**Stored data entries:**
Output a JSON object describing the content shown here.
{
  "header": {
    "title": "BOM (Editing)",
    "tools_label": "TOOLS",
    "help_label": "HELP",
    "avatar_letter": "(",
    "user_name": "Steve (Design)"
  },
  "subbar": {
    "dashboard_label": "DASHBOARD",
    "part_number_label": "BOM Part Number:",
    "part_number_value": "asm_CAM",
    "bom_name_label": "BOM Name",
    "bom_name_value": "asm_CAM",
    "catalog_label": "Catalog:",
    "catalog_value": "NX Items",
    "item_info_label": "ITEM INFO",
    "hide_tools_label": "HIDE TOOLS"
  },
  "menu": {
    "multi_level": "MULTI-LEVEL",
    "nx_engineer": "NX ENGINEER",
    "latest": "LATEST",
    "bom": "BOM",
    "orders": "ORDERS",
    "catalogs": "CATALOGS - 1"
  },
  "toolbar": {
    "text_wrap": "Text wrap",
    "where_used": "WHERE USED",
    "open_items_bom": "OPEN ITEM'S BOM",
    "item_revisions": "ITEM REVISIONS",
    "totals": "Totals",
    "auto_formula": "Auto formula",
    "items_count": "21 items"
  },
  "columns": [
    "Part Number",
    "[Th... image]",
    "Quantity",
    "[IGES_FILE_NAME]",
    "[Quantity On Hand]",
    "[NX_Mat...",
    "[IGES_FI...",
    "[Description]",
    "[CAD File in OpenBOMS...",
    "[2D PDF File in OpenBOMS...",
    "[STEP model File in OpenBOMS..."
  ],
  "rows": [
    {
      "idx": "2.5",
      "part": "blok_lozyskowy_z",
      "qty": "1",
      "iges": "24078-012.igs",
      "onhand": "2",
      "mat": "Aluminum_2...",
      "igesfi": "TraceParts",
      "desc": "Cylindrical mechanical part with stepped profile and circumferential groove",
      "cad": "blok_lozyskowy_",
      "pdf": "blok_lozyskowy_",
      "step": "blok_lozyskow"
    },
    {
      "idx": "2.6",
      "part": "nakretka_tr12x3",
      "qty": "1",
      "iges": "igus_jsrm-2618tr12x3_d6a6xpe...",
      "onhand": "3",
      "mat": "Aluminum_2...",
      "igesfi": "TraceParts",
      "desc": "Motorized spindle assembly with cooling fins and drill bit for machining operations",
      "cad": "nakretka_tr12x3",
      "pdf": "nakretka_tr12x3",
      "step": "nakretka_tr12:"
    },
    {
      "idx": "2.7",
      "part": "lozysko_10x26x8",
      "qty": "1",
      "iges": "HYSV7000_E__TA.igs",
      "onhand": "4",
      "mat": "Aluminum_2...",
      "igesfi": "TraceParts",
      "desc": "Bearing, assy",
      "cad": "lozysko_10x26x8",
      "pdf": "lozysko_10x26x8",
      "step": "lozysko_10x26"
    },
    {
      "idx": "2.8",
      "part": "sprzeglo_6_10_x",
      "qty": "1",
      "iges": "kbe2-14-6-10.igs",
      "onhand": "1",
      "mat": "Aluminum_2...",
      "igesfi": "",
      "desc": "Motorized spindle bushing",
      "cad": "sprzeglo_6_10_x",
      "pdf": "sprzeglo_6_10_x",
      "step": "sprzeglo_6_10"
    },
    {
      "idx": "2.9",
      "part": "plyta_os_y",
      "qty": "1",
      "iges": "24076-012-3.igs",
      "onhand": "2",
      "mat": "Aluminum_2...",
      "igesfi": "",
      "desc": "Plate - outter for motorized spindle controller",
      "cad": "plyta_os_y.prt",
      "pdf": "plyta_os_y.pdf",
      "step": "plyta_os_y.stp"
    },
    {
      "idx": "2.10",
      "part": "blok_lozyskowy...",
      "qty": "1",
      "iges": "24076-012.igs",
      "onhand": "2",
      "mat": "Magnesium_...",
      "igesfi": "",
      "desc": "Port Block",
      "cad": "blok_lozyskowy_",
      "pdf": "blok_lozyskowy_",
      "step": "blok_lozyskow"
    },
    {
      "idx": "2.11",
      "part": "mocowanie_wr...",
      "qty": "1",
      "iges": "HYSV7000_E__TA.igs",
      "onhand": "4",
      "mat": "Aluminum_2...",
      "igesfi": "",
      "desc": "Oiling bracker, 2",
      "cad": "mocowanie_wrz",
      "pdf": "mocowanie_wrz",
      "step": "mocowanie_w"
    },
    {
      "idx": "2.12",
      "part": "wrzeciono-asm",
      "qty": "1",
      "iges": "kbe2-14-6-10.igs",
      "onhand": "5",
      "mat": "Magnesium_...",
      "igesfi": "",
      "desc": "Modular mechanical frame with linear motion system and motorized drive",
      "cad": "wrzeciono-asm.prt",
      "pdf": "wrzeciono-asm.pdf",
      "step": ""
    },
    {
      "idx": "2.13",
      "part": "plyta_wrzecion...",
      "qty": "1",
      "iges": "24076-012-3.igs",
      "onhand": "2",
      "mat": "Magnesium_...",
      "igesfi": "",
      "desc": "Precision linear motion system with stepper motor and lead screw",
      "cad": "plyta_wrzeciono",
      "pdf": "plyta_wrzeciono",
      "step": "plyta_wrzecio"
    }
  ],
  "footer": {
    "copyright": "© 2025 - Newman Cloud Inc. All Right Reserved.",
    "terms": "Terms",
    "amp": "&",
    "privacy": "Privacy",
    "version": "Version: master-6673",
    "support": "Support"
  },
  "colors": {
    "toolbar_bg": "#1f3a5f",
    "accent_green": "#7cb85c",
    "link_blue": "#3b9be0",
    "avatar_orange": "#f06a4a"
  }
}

**Exercise directions:** Every entry should be printed again exactly as written.

**Final result:**
Output a JSON object describing the content shown here.
{
  "header": {
    "title": "BOM (Editing)",
    "tools_label": "TOOLS",
    "help_label": "HELP",
    "avatar_letter": "(",
    "user_name": "Steve (Design)"
  },
  "subbar": {
    "dashboard_label": "DASHBOARD",
    "part_number_label": "BOM Part Number:",
    "part_number_value": "asm_CAM",
    "bom_name_label": "BOM Name",
    "bom_name_value": "asm_CAM",
    "catalog_label": "Catalog:",
    "catalog_value": "NX Items",
    "item_info_label": "ITEM INFO",
    "hide_tools_label": "HIDE TOOLS"
  },
  "menu": {
    "multi_level": "MULTI-LEVEL",
    "nx_engineer": "NX ENGINEER",
    "latest": "LATEST",
    "bom": "BOM",
    "orders": "ORDERS",
    "catalogs": "CATALOGS - 1"
  },
  "toolbar": {
    "text_wrap": "Text wrap",
    "where_used": "WHERE USED",
    "open_items_bom": "OPEN ITEM'S BOM",
    "item_revisions": "ITEM REVISIONS",
    "totals": "Totals",
    "auto_formula": "Auto formula",
    "items_count": "21 items"
  },
  "columns": [
    "Part Number",
    "[Th... image]",
    "Quantity",
    "[IGES_FILE_NAME]",
    "[Quantity On Hand]",
    "[NX_Mat...",
    "[IGES_FI...",
    "[Description]",
    "[CAD File in OpenBOMS...",
    "[2D PDF File in OpenBOMS...",
    "[STEP model File in OpenBOMS..."
  ],
  "rows": [
    {
      "idx": "2.5",
      "part": "blok_lozyskowy_z",
      "qty": "1",
      "iges": "24078-012.igs",
      "onhand": "2",
      "mat": "Aluminum_2...",
      "igesfi": "TraceParts",
      "desc": "Cylindrical mechanical part with stepped profile and circumferential groove",
      "cad": "blok_lozyskowy_",
      "pdf": "blok_lozyskowy_",
      "step": "blok_lozyskow"
    },
    {
      "idx": "2.6",
      "part": "nakretka_tr12x3",
      "qty": "1",
      "iges": "igus_jsrm-2618tr12x3_d6a6xpe...",
      "onhand": "3",
      "mat": "Aluminum_2...",
      "igesfi": "TraceParts",
      "desc": "Motorized spindle assembly with cooling fins and drill bit for machining operations",
      "cad": "nakretka_tr12x3",
      "pdf": "nakretka_tr12x3",
      "step": "nakretka_tr12:"
    },
    {
      "idx": "2.7",
      "part": "lozysko_10x26x8",
      "qty": "1",
      "iges": "HYSV7000_E__TA.igs",
      "onhand": "4",
      "mat": "Aluminum_2...",
      "igesfi": "TraceParts",
      "desc": "Bearing, assy",
      "cad": "lozysko_10x26x8",
      "pdf": "lozysko_10x26x8",
      "step": "lozysko_10x26"
    },
    {
      "idx": "2.8",
      "part": "sprzeglo_6_10_x",
      "qty": "1",
      "iges": "kbe2-14-6-10.igs",
      "onhand": "1",
      "mat": "Aluminum_2...",
      "igesfi": "",
      "desc": "Motorized spindle bushing",
      "cad": "sprzeglo_6_10_x",
      "pdf": "sprzeglo_6_10_x",
      "step": "sprzeglo_6_10"
    },
    {
      "idx": "2.9",
      "part": "plyta_os_y",
      "qty": "1",
      "iges": "24076-012-3.igs",
      "onhand": "2",
      "mat": "Aluminum_2...",
      "igesfi": "",
      "desc": "Plate - outter for motorized spindle controller",
      "cad": "plyta_os_y.prt",
      "pdf": "plyta_os_y.pdf",
      "step": "plyta_os_y.stp"
    },
    {
      "idx": "2.10",
      "part": "blok_lozyskowy...",
      "qty": "1",
      "iges": "24076-012.igs",
      "onhand": "2",
      "mat": "Magnesium_...",
      "igesfi": "",
      "desc": "Port Block",
      "cad": "blok_lozyskowy_",
      "pdf": "blok_lozyskowy_",
      "step": "blok_lozyskow"
    },
    {
      "idx": "2.11",
      "part": "mocowanie_wr...",
      "qty": "1",
      "iges": "HYSV7000_E__TA.igs",
      "onhand": "4",
      "mat": "Aluminum_2...",
      "igesfi": "",
      "desc": "Oiling bracker, 2",
      "cad": "mocowanie_wrz",
      "pdf": "mocowanie_wrz",
      "step": "mocowanie_w"
    },
    {
      "idx": "2.12",
      "part": "wrzeciono-asm",
      "qty": "1",
      "iges": "kbe2-14-6-10.igs",
      "onhand": "5",
      "mat": "Magnesium_...",
      "igesfi": "",
      "desc": "Modular mechanical frame with linear motion system and motorized drive",
      "cad": "wrzeciono-asm.prt",
      "pdf": "wrzeciono-asm.pdf",
      "step": ""
    },
    {
      "idx": "2.13",
      "part": "plyta_wrzecion...",
      "qty": "1",
      "iges": "24076-012-3.igs",
      "onhand": "2",
      "mat": "Magnesium_...",
      "igesfi": "",
      "desc": "Precision linear motion system with stepper motor and lead screw",
      "cad": "plyta_wrzeciono",
      "pdf": "plyta_wrzeciono",
      "step": "plyta_wrzecio"
    }
  ],
  "footer": {
    "copyright": "© 2025 - Newman Cloud Inc. All Right Reserved.",
    "terms": "Terms",
    "amp": "&",
    "privacy": "Privacy",
    "version": "Version: master-6673",
    "support": "Support"
  },
  "colors": {
    "toolbar_bg": "#1f3a5f",
    "accent_green": "#7cb85c",
    "link_blue": "#3b9be0",
    "avatar_orange": "#f06a4a"
  }
}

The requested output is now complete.